_Aim of the exercise_:
Provide nothing but the number of lines containing the string "Output".

================

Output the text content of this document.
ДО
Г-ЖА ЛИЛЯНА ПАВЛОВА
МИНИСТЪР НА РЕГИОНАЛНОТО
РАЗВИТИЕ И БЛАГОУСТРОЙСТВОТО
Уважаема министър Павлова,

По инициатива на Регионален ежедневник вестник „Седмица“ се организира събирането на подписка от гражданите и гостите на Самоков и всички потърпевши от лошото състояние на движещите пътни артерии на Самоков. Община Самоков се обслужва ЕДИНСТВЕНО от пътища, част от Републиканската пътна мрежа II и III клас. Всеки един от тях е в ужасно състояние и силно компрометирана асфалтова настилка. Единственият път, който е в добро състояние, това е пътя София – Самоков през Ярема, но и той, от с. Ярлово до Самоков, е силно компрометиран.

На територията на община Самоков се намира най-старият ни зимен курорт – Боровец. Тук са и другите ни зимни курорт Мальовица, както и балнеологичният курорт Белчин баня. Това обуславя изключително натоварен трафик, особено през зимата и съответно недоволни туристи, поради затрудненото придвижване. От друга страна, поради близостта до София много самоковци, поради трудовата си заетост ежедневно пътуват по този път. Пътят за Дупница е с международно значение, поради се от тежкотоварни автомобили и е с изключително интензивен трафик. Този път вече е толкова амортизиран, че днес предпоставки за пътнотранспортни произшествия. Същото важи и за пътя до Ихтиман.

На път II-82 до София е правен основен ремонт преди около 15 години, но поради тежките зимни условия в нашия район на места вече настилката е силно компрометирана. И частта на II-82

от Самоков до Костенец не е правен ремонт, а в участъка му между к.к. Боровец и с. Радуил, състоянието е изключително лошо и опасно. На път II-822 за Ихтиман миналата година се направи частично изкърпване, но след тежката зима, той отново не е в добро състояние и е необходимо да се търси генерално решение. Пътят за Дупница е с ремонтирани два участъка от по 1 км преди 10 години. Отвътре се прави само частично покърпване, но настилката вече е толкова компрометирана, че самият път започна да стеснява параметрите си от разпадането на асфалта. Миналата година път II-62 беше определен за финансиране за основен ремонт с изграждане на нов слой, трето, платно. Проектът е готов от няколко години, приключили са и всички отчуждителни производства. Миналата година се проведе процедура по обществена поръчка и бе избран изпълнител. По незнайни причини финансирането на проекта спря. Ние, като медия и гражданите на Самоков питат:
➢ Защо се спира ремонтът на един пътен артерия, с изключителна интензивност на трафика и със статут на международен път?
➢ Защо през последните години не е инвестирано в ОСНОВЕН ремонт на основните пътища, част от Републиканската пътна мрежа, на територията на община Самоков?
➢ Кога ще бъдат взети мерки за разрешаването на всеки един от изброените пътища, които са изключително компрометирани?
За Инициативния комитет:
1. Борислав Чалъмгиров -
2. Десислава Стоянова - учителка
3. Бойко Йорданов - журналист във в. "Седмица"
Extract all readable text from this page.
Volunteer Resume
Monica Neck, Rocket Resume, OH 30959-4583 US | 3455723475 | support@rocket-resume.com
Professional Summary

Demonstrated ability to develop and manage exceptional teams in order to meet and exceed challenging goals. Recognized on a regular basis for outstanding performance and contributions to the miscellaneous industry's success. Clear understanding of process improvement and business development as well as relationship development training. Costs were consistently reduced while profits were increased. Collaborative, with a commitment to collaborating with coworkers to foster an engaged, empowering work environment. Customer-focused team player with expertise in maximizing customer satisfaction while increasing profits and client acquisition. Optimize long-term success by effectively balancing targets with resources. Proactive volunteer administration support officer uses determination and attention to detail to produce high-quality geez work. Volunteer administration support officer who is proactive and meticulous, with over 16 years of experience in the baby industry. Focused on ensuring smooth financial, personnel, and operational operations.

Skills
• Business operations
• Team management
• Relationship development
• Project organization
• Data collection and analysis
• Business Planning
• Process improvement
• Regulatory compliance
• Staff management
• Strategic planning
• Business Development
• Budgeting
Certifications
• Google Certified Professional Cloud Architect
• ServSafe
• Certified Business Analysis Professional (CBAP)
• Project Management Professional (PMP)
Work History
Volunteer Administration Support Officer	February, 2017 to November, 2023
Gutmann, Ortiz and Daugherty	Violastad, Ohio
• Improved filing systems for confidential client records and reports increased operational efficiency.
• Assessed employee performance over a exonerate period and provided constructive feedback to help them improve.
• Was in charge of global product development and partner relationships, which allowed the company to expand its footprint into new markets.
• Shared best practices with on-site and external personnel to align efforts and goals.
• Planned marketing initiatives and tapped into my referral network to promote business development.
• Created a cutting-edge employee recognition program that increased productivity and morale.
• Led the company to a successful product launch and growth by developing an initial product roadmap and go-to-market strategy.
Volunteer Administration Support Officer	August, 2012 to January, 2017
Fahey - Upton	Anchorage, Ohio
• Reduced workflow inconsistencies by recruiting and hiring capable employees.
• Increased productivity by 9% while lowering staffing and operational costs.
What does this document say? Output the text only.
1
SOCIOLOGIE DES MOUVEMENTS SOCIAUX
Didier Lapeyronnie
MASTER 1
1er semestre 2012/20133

================

_Answer to the exercise_:
2